**提示文**.
....
2024年11月の米国大統領選挙でトランプ氏が再選を果たした場合、「米中対立の激化(関税引き上げ、半導体輸出規制など)」(43%)に続いて、「日米関係の悪化(貿易摩擦、日本の防衛費増額要求など)」(26%)を懸念する企業が多いことが分かりました(図表9)。

第1期トランプ政権期(2017~2020年)には、日本政府は米国との強固な同盟関係を重要視したうえで、故安倍晋三元首相がトランプ氏との緊密な関係構築に成功しました。2024年11月の米国大統領選挙で第2期トランプ政権が誕生した場合に、日米貿易摩擦や日本の防衛費増額要求などによる日米関係の悪化を懸念する企業が多いことがうかがえます。

そのほかには、トランプ氏再選の場合の「欧州安全保障の不安定化(ウクライナ支援停止、NATO弱体化など)」や、「中東情勢の悪化(イスラエル・ハマス紛争、米国・イラン対立など)」、そして「友好国との貿易摩擦の再発(10%普遍的基本関税の導入、インド太平洋経済枠組み撤退など)」を懸念する企業が多いことが分かりました。

日本企業は選挙動向の把握に加え、選挙結果に伴う政策変更の分析や、それらを踏まえた事業影響と事業戦略の検討を行うことが求められます。(参考:徹底解説 2024年米国大統領選挙(更新版 前編)

個別地政学リスク事象への認識・対応②:中東関連地政学リスク

中東地域の地政学リスク事象に関しては、2023年10月に始まった「イスラエル・ハマス紛争」をはじめ、「中国企業の中東進出(一帯一路)」、イエメンの親イラン武装組織フーシ派による紅海航行妨害、「イスラエルとイラン・シリアの対立」、「OPECプラスによる石油減産と価格上昇」などが業績や事業に影響を与えていると考える企業が多いことが分かりました(図表10)。
....
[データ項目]
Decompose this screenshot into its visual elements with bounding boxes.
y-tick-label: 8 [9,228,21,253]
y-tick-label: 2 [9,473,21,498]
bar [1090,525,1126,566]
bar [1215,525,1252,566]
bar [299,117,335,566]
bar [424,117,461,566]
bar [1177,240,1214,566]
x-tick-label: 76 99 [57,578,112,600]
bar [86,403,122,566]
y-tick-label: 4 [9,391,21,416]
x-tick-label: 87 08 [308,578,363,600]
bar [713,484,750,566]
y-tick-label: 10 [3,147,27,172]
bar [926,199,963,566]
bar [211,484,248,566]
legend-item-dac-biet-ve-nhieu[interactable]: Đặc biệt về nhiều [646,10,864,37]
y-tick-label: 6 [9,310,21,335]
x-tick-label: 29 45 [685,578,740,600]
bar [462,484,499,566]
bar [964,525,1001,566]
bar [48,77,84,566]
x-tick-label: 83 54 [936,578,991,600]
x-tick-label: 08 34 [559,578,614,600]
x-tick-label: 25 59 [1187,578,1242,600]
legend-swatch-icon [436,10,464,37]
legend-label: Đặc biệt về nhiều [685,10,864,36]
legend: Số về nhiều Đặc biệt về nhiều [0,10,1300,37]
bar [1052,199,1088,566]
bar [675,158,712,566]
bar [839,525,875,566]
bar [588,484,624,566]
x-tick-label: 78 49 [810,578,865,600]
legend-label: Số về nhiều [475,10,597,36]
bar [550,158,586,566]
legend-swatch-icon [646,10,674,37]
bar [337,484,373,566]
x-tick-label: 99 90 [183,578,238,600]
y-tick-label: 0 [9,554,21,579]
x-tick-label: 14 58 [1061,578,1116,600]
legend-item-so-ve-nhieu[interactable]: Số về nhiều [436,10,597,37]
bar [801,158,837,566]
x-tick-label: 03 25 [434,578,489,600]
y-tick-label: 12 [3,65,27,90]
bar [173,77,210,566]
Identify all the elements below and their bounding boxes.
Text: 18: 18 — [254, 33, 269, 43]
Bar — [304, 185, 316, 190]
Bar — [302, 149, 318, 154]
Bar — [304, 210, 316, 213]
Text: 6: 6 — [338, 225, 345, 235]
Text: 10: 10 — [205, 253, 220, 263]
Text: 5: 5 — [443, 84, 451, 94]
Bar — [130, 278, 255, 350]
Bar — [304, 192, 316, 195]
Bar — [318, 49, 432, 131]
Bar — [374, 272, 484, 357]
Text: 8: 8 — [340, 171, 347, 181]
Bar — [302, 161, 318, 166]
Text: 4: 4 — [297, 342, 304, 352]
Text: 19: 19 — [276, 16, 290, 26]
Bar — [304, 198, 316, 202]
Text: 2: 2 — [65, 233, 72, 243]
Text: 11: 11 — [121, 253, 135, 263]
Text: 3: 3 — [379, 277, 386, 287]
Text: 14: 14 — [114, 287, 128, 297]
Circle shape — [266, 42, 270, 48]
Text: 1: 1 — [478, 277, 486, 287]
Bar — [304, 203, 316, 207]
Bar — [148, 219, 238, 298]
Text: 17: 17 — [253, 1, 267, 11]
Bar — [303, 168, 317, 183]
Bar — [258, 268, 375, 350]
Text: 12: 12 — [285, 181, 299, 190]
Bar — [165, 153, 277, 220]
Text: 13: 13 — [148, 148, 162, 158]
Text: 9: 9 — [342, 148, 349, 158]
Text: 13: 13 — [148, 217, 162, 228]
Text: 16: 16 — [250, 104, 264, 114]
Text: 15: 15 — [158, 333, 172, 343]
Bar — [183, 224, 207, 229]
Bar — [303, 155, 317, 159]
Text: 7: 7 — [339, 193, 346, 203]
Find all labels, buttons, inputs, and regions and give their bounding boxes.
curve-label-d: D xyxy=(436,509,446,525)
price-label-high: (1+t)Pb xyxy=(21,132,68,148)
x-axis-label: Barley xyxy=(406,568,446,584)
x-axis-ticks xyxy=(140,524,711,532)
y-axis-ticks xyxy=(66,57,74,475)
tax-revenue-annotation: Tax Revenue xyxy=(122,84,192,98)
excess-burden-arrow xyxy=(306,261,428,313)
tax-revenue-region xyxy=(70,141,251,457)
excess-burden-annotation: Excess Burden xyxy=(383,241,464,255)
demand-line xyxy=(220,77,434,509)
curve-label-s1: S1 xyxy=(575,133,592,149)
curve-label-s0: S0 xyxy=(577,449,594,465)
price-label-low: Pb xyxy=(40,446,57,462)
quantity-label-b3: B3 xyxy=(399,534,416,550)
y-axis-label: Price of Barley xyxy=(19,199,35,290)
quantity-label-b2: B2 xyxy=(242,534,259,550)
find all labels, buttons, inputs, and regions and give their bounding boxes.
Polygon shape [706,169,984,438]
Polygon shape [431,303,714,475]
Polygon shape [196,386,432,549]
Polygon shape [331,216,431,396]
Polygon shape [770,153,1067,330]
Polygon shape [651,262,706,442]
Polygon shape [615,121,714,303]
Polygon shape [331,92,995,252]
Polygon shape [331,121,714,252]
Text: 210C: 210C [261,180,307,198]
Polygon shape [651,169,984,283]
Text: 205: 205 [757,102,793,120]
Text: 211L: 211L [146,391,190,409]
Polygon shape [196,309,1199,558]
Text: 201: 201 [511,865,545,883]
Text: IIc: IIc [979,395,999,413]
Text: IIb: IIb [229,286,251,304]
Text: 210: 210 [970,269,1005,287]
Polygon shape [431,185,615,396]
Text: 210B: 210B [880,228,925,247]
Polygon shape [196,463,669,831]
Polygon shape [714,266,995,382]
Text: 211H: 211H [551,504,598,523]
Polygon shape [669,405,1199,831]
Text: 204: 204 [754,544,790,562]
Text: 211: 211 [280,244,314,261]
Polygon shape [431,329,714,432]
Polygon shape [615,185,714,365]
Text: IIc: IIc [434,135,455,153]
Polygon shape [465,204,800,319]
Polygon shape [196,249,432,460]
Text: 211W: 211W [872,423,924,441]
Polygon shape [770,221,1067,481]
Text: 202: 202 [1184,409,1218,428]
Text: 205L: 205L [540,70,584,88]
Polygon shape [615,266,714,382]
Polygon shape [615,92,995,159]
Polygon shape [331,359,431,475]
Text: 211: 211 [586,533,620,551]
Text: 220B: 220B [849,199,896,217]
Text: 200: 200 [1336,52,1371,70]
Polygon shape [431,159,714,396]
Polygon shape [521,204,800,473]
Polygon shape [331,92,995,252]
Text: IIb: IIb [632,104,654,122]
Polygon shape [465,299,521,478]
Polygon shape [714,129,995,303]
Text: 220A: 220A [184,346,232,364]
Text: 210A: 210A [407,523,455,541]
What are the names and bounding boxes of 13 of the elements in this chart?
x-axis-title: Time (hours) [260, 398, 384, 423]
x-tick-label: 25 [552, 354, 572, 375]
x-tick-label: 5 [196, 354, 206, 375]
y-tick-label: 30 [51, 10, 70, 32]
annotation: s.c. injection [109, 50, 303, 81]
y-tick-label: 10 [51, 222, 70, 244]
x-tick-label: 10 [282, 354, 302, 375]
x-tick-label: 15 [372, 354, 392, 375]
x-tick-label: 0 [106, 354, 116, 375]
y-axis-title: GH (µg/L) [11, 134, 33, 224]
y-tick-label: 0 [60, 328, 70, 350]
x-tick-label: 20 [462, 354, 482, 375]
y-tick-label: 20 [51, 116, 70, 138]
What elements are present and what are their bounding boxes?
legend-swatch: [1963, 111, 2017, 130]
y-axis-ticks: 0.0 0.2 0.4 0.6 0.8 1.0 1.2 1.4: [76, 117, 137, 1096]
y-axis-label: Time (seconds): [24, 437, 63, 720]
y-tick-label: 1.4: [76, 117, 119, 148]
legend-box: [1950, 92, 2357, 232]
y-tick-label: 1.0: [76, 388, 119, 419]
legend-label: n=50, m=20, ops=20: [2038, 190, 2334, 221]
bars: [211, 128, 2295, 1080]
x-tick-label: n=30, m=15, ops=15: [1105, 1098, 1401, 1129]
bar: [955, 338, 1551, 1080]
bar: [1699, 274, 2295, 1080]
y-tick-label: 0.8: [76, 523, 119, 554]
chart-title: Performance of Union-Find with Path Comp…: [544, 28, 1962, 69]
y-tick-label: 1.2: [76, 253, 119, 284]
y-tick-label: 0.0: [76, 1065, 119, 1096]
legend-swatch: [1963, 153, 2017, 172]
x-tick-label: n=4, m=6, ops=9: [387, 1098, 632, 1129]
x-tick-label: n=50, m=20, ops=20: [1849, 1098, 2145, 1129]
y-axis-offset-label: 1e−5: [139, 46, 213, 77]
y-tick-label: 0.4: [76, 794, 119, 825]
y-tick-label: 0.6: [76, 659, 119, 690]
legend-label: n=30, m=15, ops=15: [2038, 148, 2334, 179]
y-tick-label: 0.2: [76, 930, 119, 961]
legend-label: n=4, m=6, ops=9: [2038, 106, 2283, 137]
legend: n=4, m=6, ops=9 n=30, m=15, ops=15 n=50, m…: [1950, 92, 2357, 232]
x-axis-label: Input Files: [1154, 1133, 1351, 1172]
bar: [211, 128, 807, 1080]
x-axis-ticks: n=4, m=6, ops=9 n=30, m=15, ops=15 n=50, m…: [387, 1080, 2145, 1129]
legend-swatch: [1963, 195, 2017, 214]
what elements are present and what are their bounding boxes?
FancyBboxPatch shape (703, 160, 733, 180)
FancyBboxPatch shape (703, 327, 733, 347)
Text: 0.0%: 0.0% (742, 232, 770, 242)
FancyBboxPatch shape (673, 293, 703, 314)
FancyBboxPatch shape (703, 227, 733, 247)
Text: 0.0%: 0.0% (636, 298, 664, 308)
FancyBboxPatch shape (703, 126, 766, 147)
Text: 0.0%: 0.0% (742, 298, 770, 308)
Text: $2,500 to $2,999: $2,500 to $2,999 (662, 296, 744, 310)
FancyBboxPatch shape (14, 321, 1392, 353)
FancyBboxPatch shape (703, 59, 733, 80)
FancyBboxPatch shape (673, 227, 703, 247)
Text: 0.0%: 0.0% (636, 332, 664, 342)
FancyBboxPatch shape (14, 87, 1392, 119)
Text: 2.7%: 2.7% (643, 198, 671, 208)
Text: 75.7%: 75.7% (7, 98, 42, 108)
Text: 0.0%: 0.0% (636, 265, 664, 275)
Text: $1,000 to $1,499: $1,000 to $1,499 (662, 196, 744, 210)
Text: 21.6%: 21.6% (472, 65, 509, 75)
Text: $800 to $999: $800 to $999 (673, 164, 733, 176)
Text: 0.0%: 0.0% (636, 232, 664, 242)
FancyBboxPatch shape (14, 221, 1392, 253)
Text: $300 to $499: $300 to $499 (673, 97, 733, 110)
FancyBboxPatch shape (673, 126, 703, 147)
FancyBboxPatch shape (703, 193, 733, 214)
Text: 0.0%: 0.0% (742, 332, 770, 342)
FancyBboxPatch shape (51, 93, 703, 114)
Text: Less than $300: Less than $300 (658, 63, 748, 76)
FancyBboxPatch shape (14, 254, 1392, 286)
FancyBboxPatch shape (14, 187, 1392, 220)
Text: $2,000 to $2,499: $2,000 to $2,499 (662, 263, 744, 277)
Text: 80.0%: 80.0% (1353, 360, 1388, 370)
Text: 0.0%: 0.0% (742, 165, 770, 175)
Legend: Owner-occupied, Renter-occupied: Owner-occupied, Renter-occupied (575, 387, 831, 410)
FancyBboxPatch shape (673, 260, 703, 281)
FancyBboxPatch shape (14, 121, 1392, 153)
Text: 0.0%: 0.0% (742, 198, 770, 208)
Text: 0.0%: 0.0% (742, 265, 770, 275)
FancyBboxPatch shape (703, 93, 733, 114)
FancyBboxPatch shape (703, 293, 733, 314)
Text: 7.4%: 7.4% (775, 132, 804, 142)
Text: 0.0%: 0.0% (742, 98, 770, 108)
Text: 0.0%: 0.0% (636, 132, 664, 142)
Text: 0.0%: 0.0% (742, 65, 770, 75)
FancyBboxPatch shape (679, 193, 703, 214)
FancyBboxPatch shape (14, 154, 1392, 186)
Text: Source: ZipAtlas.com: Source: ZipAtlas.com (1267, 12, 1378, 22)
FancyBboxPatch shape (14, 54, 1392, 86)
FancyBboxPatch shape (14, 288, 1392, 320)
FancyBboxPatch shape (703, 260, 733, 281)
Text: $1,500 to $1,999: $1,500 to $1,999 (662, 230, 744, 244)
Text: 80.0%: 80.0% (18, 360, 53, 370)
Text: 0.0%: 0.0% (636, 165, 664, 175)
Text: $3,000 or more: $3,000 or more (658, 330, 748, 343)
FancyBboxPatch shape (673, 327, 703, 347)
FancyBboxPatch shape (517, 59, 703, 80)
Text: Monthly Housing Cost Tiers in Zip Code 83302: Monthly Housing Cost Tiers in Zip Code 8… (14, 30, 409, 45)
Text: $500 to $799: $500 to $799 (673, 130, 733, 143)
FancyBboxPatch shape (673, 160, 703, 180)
....
**課題一覧**.
1. 地政学リスクに関する文章に照らして、次の(a)～(c)がそれぞれ合っているかを「はい」か「いいえ」で答え、判断の根拠となる箇所を文章からそのまま引用しなさい。
(a) トランプ氏が再選した場合に最も多くの企業が懸念しているのは、日米関係の悪化である。
(b) 第1期トランプ政権期は2017～2020年である。
(c) イスラエル・ハマス紛争は2023年10月に始まった。
2. 地政学リスクに関する文章で、トランプ氏が再選した場合に企業が懸念する事項としてかぎかっこで示されているものをすべて挙げなさい。括弧内の具体例は省き、名称だけを答えること。
3. 地政学リスクに関する文章の最後の文に続く部分を書き継ぎなさい。
データはここでは用いない。

**課題の解答**.
1.
(a) いいえ。「「米中対立の激化(関税引き上げ、半導体輸出規制など)」(43%)に続いて、「日米関係の悪化(貿易摩擦、日本の防衛費増額要求など)」(26%)」
(b) はい。「第1期トランプ政権期(2017~2020年)」
(c) はい。「2023年10月に始まった「イスラエル・ハマス紛争」」

2.
米中対立の激化
日米関係の悪化
欧州安全保障の不安定化
中東情勢の悪化
友好国との貿易摩擦の再発

3.
また、そうした中東の地政学リスクに対して、「情報収集の強化」や「事業影響の分析」に取り組む企業が全体の2~3割強に達することに加え、拠点配置やサプライチェーン、投資計画の見直しといった実際の事業戦略変更に取り組む企業も1割程度に上ることが分かりました(図表11)。

個別地政学リスク事象への認識・対応③:中国事業に関するリスク認識や対応状況

企業が意識する地政学リスクの中でも毎年上位に位置付けられる中国事業に関するリスク認識について見ていきます。

中国関連の地政学リスクのなかで、影響を与えているものとして、「全般的な中国経済の減速」(43%)、反スパイ法などの「中国国内の治安維持強化」(23%)、エンティティリストなど「米国による経済制裁による中国企業との取引見直し・中止の必要性」(22%)、「中国からの輸出品にかかる関税コスト増」(19%)などが上位に入りました。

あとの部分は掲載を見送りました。